• **Written problem 1**
Write out the stretch of the records from their first line through the line that contains "total-subtext: Avg for View: 76.52%", with both ends included, copying each line without change.

• **Document text**
::::::::::

Britain, France and a Quasi-involvement in the US Civil War?

What is the most that Britain and France could do in the American Civil War without technically entering the war? Also, if it is less, what is the most they could do without changing the results significantly?
 
What is the most that Britain and France could do in the American Civil War without technically entering the war? Also, if it is less, what is the most they could do without changing the results significantly?

They could recognise the south as a beligerent allowing it to buy weapons and equipment on the european markets. As long as they don't recognise it as a country they should be within their legal rights.
 
They could recognise the south as a beligerent allowing it to buy weapons and equipment on the european markets. As long as they don't recognise it as a country they should be within their legal rights.

which seems kinda pointless with the Union blockade going on. If the two don't put ships at sea (to break the blockade) and boots on the ground (to help the south), simple recognition isn't going to accomplish much...
 
which seems kinda pointless with the Union blockade going on. If the two don't put ships at sea (to break the blockade) and boots on the ground (to help the south), simple recognition isn't going to accomplish much...
simpily helping break the blockade will help the south alot with giving them much needed war supplies so they won't be as under equipped & under gunned
 
which seems kinda pointless with the Union blockade going on. If the two don't put ships at sea (to break the blockade) and boots on the ground (to help the south), simple recognition isn't going to accomplish much...
Wouldn't boots on the ground pretty much guarantee victory for the south though?
 
If France and Britain reconise and send suply the CSA bought I wonder if that would force the USA to attack French and British ships.
 
which seems kinda pointless with the Union blockade going on. If the two don't put ships at sea (to break the blockade) and boots on the ground (to help the south), simple recognition isn't going to accomplish much...

The problem for the South is that they wouldn't do that. Prime Minister Palmerston made it clear he wanted to do nothing that risked war with the US.
 
They could recognise the south as a beligerent allowing it to buy weapons and equipment on the european markets.

The Confederacy was already buying equipment on the European markets.

simpily helping break the blockade will help the south alot with giving them much needed war supplies so they won't be as under equipped & under gunned

Breaking the blockade would require going to war with the US. The OP required less than them actually going to war with the US.

::::::::::

• **Data for processing**
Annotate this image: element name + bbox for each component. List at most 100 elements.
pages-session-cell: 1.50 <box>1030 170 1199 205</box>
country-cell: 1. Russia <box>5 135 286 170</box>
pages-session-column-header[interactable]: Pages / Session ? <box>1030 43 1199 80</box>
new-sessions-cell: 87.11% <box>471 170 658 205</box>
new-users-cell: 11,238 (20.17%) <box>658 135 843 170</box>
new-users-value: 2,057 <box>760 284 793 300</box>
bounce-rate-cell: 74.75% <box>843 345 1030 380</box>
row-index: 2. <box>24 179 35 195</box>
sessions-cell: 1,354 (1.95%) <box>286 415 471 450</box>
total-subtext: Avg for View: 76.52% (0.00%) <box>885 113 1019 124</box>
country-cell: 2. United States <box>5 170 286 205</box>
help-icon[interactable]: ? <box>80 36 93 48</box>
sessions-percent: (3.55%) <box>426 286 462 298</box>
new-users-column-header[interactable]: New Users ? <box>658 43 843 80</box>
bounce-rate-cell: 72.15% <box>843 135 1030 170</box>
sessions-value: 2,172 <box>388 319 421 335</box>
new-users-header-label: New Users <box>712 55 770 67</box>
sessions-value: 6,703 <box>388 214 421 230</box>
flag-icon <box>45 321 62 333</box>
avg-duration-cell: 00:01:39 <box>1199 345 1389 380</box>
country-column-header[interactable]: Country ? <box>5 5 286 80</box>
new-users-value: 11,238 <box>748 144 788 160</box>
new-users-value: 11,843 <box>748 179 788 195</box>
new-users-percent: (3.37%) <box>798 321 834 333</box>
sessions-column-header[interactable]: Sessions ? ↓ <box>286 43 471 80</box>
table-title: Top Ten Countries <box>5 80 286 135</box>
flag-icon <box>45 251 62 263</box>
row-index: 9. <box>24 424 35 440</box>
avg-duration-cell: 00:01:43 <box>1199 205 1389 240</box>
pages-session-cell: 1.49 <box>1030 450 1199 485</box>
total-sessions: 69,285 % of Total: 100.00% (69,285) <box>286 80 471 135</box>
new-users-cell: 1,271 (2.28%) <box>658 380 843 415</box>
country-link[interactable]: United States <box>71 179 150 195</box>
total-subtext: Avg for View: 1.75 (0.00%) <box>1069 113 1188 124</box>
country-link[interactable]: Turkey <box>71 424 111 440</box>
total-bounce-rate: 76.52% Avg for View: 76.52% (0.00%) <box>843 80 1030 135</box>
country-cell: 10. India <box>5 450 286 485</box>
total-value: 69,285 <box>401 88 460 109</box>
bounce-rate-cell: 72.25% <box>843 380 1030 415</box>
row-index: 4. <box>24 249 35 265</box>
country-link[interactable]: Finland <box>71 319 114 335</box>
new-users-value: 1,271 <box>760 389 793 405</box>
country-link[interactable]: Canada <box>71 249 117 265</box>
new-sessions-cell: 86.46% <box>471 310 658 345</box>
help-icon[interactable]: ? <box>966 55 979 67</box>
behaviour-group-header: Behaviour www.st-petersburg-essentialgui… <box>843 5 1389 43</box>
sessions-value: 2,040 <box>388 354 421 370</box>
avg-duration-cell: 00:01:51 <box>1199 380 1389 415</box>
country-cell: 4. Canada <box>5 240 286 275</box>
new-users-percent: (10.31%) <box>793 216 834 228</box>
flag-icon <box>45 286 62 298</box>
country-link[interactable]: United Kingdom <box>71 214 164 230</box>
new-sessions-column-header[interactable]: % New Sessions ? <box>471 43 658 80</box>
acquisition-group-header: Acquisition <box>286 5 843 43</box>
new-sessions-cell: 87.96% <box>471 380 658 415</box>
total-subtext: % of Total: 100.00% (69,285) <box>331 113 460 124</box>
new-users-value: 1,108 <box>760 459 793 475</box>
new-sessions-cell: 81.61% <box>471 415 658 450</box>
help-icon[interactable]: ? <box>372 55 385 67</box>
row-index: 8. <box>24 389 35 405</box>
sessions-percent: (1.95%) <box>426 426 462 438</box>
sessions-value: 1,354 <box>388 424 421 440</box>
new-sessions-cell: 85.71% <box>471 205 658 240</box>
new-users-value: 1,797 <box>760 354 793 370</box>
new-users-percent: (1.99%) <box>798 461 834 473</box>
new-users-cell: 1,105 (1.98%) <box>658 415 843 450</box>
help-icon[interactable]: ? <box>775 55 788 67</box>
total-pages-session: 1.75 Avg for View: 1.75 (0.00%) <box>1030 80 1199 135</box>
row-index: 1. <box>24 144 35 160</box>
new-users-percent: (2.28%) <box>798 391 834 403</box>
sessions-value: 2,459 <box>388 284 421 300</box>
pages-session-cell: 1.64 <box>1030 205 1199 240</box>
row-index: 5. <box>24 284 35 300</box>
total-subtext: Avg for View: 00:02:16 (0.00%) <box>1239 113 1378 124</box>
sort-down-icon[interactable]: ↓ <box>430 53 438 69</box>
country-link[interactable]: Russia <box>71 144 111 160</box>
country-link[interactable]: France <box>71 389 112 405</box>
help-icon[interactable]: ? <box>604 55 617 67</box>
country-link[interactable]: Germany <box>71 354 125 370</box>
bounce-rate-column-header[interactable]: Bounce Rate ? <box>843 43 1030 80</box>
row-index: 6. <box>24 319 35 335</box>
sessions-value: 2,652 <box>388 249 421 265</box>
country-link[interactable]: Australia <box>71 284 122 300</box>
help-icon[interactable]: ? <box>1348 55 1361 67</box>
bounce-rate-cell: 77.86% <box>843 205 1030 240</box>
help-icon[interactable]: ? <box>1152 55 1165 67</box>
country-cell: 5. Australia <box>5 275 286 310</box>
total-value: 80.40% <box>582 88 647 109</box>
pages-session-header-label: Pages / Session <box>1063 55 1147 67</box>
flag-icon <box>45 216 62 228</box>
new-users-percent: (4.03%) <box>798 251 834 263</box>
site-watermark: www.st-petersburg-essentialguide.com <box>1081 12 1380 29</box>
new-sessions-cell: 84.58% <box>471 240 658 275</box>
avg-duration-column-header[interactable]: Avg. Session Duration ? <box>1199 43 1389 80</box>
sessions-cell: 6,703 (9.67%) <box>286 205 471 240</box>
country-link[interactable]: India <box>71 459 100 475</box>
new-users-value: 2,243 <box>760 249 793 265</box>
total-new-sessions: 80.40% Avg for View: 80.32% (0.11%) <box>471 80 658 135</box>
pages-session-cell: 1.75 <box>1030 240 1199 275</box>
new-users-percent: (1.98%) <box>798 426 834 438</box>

::::::::::

• **Written problem 2**
Give again, word for word, the full discussion on Britain, France and the American Civil War.

• **Full solution 1**
Annotate this image: element name + bbox for each component. List at most 100 elements.
pages-session-cell: 1.50 <box>1030 170 1199 205</box>
country-cell: 1. Russia <box>5 135 286 170</box>
pages-session-column-header[interactable]: Pages / Session ? <box>1030 43 1199 80</box>
new-sessions-cell: 87.11% <box>471 170 658 205</box>
new-users-cell: 11,238 (20.17%) <box>658 135 843 170</box>
new-users-value: 2,057 <box>760 284 793 300</box>
bounce-rate-cell: 74.75% <box>843 345 1030 380</box>
row-index: 2. <box>24 179 35 195</box>
sessions-cell: 1,354 (1.95%) <box>286 415 471 450</box>
total-subtext: Avg for View: 76.52% (0.00%) <box>885 113 1019 124</box>

• **Full solution 2**
Britain, France and a Quasi-involvement in the US Civil War?

What is the most that Britain and France could do in the American Civil War without technically entering the war? Also, if it is less, what is the most they could do without changing the results significantly?
 
What is the most that Britain and France could do in the American Civil War without technically entering the war? Also, if it is less, what is the most they could do without changing the results significantly?

They could recognise the south as a beligerent allowing it to buy weapons and equipment on the european markets. As long as they don't recognise it as a country they should be within their legal rights.
 
They could recognise the south as a beligerent allowing it to buy weapons and equipment on the european markets. As long as they don't recognise it as a country they should be within their legal rights.

which seems kinda pointless with the Union blockade going on. If the two don't put ships at sea (to break the blockade) and boots on the ground (to help the south), simple recognition isn't going to accomplish much...
 
which seems kinda pointless with the Union blockade going on. If the two don't put ships at sea (to break the blockade) and boots on the ground (to help the south), simple recognition isn't going to accomplish much...
simpily helping break the blockade will help the south alot with giving them much needed war supplies so they won't be as under equipped & under gunned
 
which seems kinda pointless with the Union blockade going on. If the two don't put ships at sea (to break the blockade) and boots on the ground (to help the south), simple recognition isn't going to accomplish much...
Wouldn't boots on the ground pretty much guarantee victory for the south though?
 
If France and Britain reconise and send suply the CSA bought I wonder if that would force the USA to attack French and British ships.
 
which seems kinda pointless with the Union blockade going on. If the two don't put ships at sea (to break the blockade) and boots on the ground (to help the south), simple recognition isn't going to accomplish much...

The problem for the South is that they wouldn't do that. Prime Minister Palmerston made it clear he wanted to do nothing that risked war with the US.
 
They could recognise the south as a beligerent allowing it to buy weapons and equipment on the european markets.

The Confederacy was already buying equipment on the European markets.

simpily helping break the blockade will help the south alot with giving them much needed war supplies so they won't be as under equipped & under gunned

Breaking the blockade would require going to war with the US. The OP required less than them actually going to war with the US.